SELECTION =
# Some of my pix come out fairly well.



## Raymond S. (Dec 29, 2012)

Don't yet know how to get a picture on here so I'll just give a link to my gallery for these two pictures.
http://www.plantedtank.net/forums/pGallery.php?do=view&rdo=myGallery&id=6729&cat=0&order=&page=0
P.S. Had to be sure it worked before putting this next pix:
http://www.plantedtank.net/forums/pGallery.php?do=view&rdo=myGallery&id=6849&cat=0&order=&page=0


----------



## shinycard255 (Sep 15, 2011)

I really like the 2nd photo of the shrimp with all the white spots on it's body. Very cool looking shrimp!


----------



## Raymond S. (Dec 29, 2012)

In "other" places I've been, it's first you clic on the top line to highlight it and then copy it and place the copy in your post.
Don't seem to work the same here. Thanks for posting them for me. A Point-and-shoot leaves much to be desired in photographing
in a tank as it often focuses on what's behind the object you want it to. Coming along though.
The one in the second picture I would not believe you if you told me it's a RCS had I not seen it was in a tank/w only them in it.
IF it survives it will be interesting to see if I can isolate it and start a new line of them.
I like a tank that at least looks slightly like what you might see "in-the-wild" so that hair algae is encouraged in there.

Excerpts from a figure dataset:
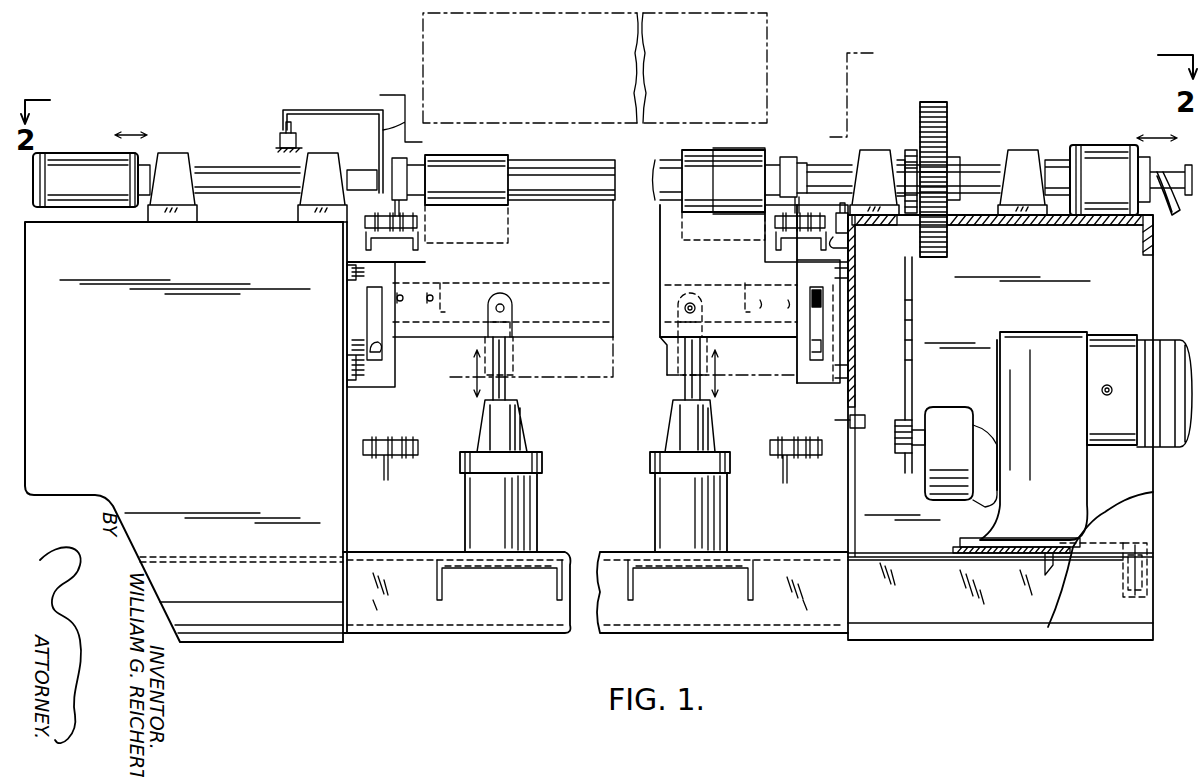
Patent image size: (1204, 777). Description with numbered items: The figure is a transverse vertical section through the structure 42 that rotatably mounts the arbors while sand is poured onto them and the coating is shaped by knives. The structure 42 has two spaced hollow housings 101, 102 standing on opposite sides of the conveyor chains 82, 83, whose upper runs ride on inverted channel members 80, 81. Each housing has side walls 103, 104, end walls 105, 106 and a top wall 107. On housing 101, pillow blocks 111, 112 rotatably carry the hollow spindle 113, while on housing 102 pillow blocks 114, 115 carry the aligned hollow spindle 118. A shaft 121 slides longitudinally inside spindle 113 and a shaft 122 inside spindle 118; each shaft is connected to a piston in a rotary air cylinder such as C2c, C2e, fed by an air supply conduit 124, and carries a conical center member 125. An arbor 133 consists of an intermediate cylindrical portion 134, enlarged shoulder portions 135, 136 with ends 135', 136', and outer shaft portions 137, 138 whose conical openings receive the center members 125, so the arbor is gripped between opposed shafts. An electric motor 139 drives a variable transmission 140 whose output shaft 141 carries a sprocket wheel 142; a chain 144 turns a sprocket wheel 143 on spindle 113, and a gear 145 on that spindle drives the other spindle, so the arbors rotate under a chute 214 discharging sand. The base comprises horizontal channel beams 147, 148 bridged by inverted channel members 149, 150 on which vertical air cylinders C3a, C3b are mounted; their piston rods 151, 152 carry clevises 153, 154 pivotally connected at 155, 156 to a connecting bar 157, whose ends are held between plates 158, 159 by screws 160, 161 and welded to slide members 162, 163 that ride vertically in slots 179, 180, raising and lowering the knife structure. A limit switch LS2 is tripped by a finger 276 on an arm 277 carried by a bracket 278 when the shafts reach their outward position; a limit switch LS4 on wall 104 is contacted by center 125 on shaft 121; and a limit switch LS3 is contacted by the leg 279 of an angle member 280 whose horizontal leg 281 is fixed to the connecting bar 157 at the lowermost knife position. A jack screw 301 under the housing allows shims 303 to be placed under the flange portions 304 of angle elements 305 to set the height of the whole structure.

The structure for rotatably mounting the arbors 42 is at (1163, 283).
The inverted channel member 80 is at (391, 236).
The inverted channel member 81 is at (806, 233).
The conveyor chain 82 is at (357, 239).
The conveyor chain 83 is at (838, 212).
The hollow housing 101 is at (1165, 258).
The hollow housing 102 is at (65, 497).
The side wall 103 is at (1155, 305).
The side wall 104 is at (855, 330).
The end wall 105 is at (1147, 538).
The end wall 106 is at (1142, 482).
The top wall 107 is at (1050, 228).
The pillow block 111 is at (874, 149).
The pillow block 112 is at (1057, 158).
The second spindle 113 is at (1000, 162).
The pillow block 114 is at (176, 151).
The pillow block 115 is at (320, 151).
The spindle 118 is at (270, 194).
The shaft 121 is at (837, 163).
The shaft 122 is at (360, 169).
The air supply conduit 124 is at (1165, 220).
The conical center member 125 is at (803, 160).
The arbor 133 is at (567, 150).
The intermediate cylindrical portion 134 is at (537, 162).
The enlarged cylindrical shoulder portion 135 is at (466, 157).
The roller end 135' is at (452, 161).
The enlarged cylindrical shoulder portion 136 is at (709, 163).
The roller end 136' is at (741, 166).
The cylindrical shaft portion 137 is at (412, 157).
The cylindrical shaft portion 138 is at (788, 156).
The electric motor 139 is at (1148, 452).
The variable transmission 140 is at (1030, 331).
The output shaft 141 is at (894, 430).
The sprocket wheel 142 is at (915, 412).
The sprocket wheel 143 is at (910, 150).
The chain 144 is at (918, 322).
The gear 145 is at (948, 116).
The horizontal channel beam 147 is at (803, 600).
The horizontal channel beam 148 is at (873, 598).
The inverted channel member 149 is at (445, 585).
The inverted channel member 150 is at (643, 585).
The piston rod 151 is at (508, 385).
The piston rod 152 is at (684, 375).
The clevis 153 is at (513, 303).
The clevis 154 is at (698, 300).
The pivotal connection 155 is at (500, 303).
The pivotal connection 156 is at (682, 253).
The connecting bar 157 is at (590, 278).
The plate 158 is at (445, 296).
The plate 159 is at (745, 283).
The screw 160 is at (430, 294).
The screw 161 is at (765, 298).
The slide member 162 is at (366, 298).
The slide member 163 is at (826, 280).
The vertical slot 179 is at (382, 352).
The vertical slot 180 is at (810, 350).
The chute 214 is at (770, 90).
The engaging finger 276 is at (283, 130).
The arm 277 is at (312, 109).
The bracket 278 is at (413, 110).
The downwardly extending leg portion 279 is at (848, 421).
The angle member 280 is at (823, 378).
The horizontal leg portion 281 is at (780, 336).
The jack screw 301 is at (1150, 560).
The shim 303 is at (945, 638).
The horizontal flange portion 304 is at (1107, 637).
The angle element 305 is at (1080, 600).
The rotary air cylinder C2c is at (80, 152).
The cylinder C2e is at (1090, 148).
The air cylinder C3a is at (468, 510).
The air cylinder C3b is at (730, 512).
The limit switch LS2 is at (278, 141).
The limit switch LS3 is at (857, 430).
The limit switch LS4 is at (849, 248).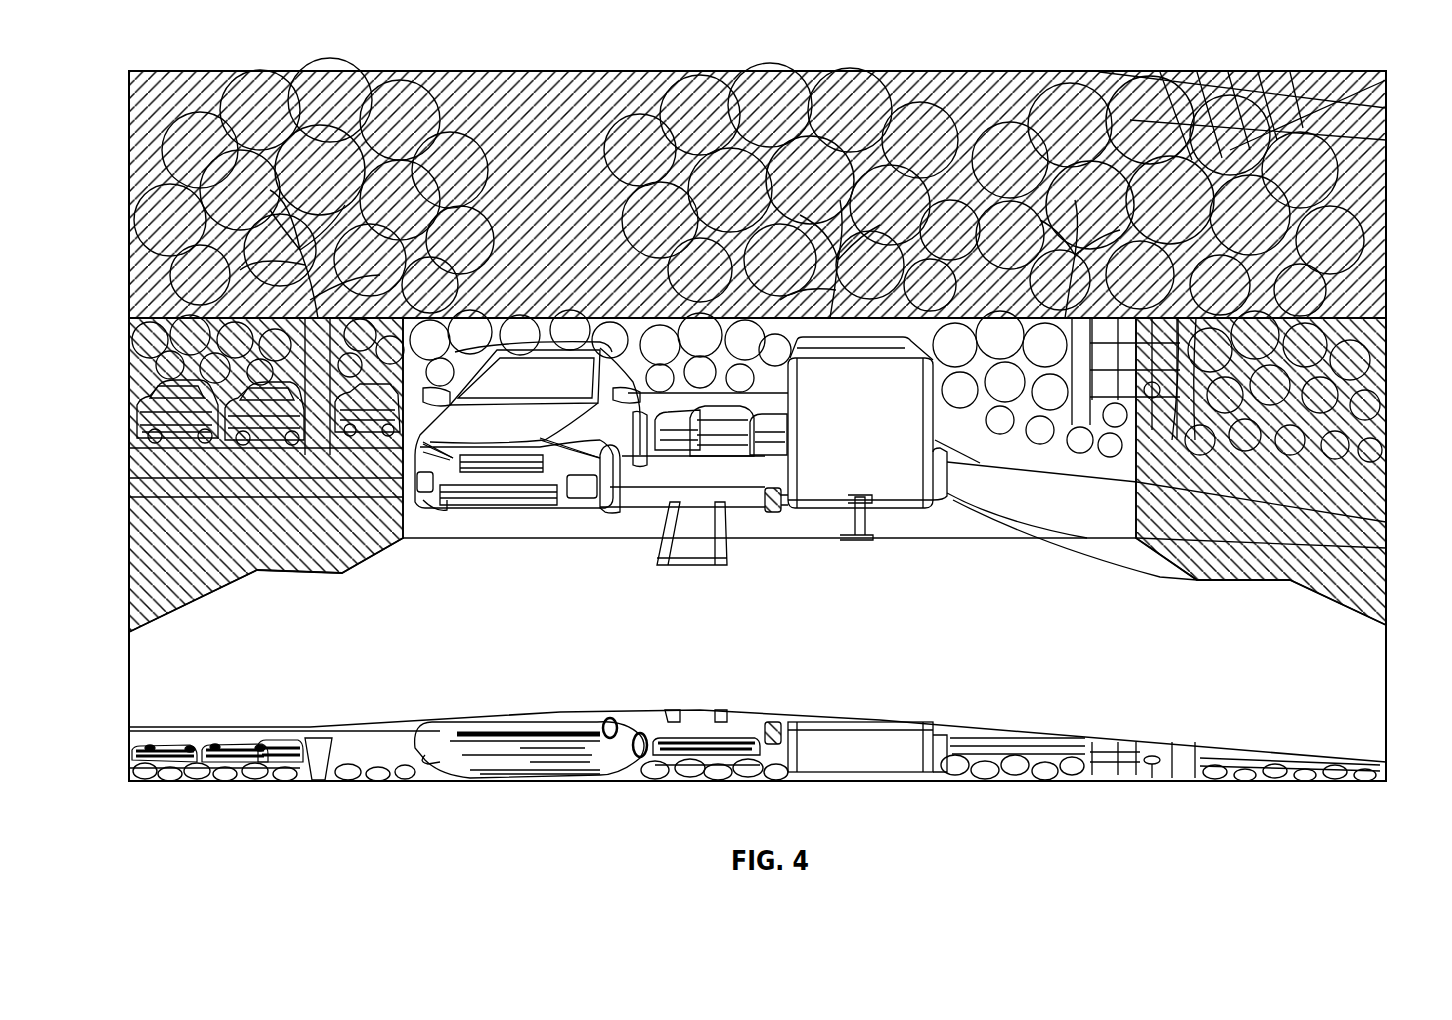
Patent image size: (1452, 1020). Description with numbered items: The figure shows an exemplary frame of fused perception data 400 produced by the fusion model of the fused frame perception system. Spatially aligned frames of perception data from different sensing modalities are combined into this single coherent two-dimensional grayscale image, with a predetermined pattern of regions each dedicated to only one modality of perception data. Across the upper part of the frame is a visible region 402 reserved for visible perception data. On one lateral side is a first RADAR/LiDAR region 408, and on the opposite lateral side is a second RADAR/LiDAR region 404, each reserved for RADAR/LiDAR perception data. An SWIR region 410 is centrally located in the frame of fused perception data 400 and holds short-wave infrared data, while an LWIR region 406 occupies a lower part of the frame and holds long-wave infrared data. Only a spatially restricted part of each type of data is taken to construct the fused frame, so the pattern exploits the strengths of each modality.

The frame of fused perception data 400 is at (1008, 790).
The visible region 402 is at (1386, 158).
The second RADAR/LiDAR region 404 is at (1386, 522).
The LWIR region 406 is at (500, 677).
The first RADAR/LiDAR region 408 is at (192, 433).
The SWIR region 410 is at (915, 512).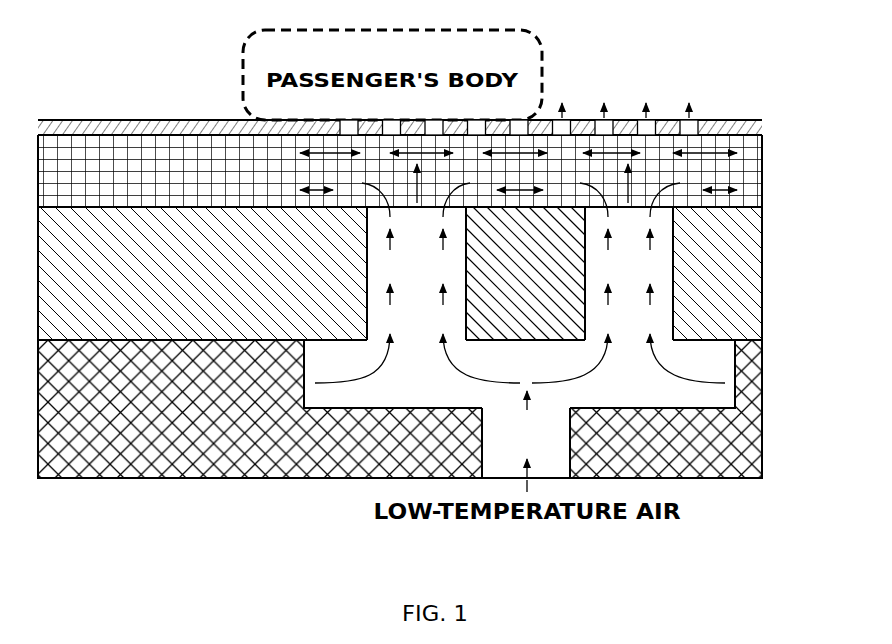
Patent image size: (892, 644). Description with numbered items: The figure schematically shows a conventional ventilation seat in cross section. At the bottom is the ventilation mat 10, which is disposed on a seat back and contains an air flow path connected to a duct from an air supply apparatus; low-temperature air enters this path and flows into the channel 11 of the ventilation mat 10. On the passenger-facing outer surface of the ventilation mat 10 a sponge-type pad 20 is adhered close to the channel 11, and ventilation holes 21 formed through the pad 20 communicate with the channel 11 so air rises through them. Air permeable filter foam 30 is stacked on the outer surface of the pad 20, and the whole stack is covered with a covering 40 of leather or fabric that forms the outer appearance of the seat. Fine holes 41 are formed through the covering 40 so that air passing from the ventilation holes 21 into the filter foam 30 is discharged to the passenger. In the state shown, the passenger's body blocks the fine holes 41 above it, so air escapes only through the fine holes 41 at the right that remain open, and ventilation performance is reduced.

The ventilation mat 10 is at (343, 440).
The channel 11 is at (688, 395).
The sponge-type pad 20 is at (142, 227).
The ventilation holes 21 is at (672, 255).
The air permeable filter foam 30 is at (203, 157).
The covering 40 is at (732, 127).
The fine holes 41 is at (689, 127).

DIRECTIVES =
1/ In the forum thread about shrimp photos, what does a point-and-shoot camera often do when photographing in a tank?
2/ List the steps in the forum thread about shrimp photos that Raymond S. says are used in "other" places to put a picture in a post.
3/ Please rewrite the part of the forum thread about shrimp photos that opens with the words containing "## shinycard255 (Sep" and closes with "in your post.", changing "shrimp" to "prawn".

SOLUTIONS =
1/ It often focuses on what's behind the object you want it to.

2/
- Click on the top line to highlight it
- Copy it
- Place the copy in your post

3/
## shinycard255 (Sep 15, 2011)

I really like the 2nd photo of the prawn with all the white spots on it's body. Very cool looking prawn!


----------



## Raymond S. (Dec 29, 2012)

In "other" places I've been, it's first you clic on the top line to highlight it and then copy it and place the copy in your post.